▸ **YOUR INSTRUCTIONS**: In the listing below, find every line with the string "ylabel" and pull it out.

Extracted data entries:
+ + + +

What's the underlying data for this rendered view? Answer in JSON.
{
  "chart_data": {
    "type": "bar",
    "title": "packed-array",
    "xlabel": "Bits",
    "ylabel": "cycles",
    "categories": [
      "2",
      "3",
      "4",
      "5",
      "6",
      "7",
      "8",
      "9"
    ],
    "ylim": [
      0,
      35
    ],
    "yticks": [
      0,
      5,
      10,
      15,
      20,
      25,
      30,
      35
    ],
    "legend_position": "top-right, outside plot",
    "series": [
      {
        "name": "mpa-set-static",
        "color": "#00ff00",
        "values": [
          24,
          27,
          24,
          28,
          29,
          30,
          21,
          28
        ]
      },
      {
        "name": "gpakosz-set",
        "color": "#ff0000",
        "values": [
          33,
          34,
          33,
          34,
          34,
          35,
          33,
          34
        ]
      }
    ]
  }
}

+ + + +

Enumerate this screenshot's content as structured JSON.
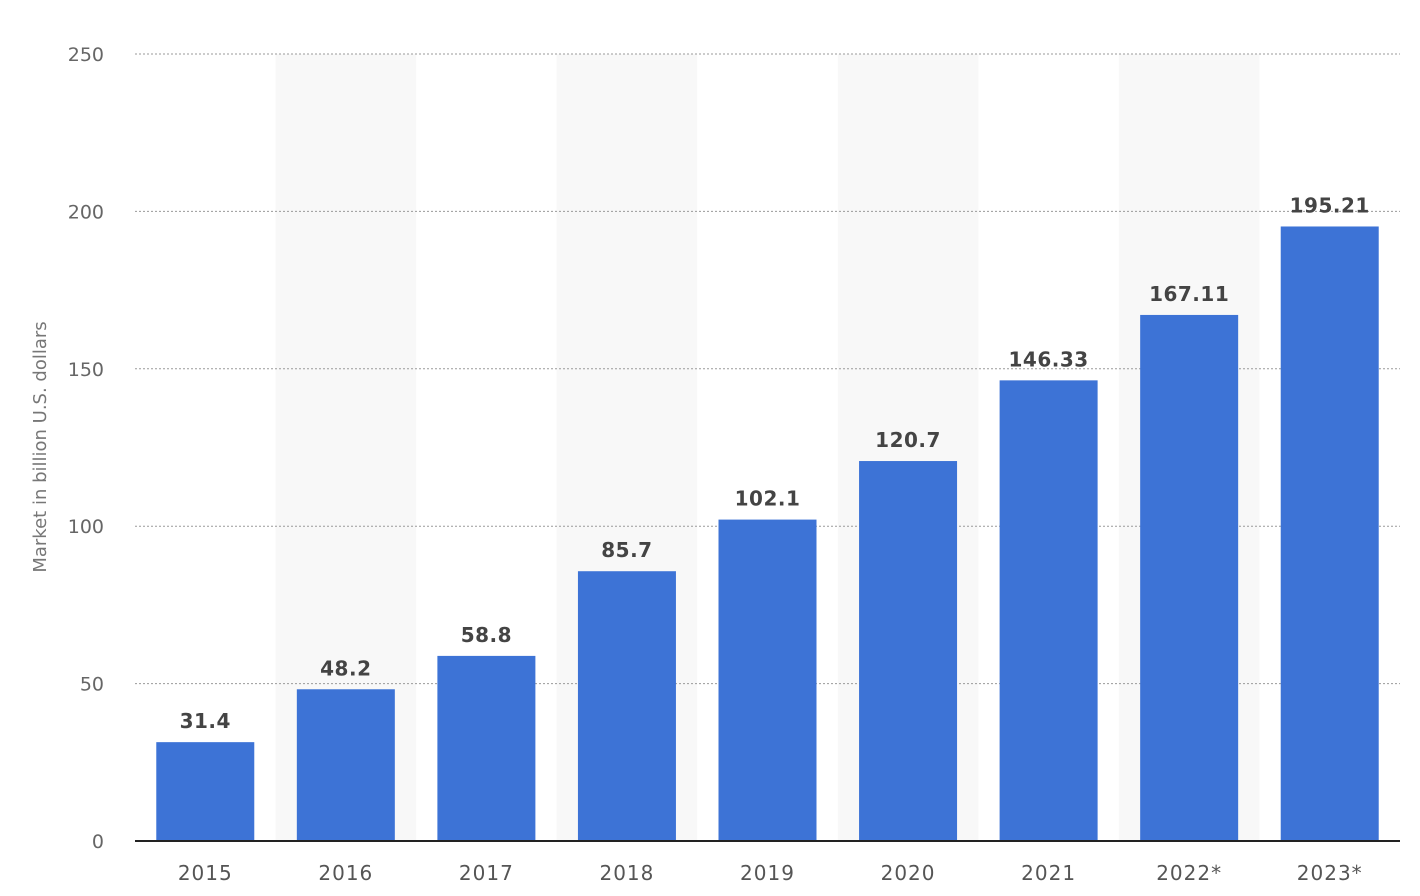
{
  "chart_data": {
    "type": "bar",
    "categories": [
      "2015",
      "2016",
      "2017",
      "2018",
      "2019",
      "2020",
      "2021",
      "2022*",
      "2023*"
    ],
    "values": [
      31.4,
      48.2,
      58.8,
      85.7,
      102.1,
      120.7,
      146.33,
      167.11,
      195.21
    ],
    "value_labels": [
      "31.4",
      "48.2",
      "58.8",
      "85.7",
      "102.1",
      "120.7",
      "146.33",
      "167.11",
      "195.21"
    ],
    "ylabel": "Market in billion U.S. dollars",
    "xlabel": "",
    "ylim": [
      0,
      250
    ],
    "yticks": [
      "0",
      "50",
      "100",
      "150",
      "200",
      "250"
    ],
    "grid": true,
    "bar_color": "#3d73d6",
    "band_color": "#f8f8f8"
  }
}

+ + + +

▸ **REPLY**:
    "ylabel": "cycles",
    "ylabel": "Market in billion U.S. dollars",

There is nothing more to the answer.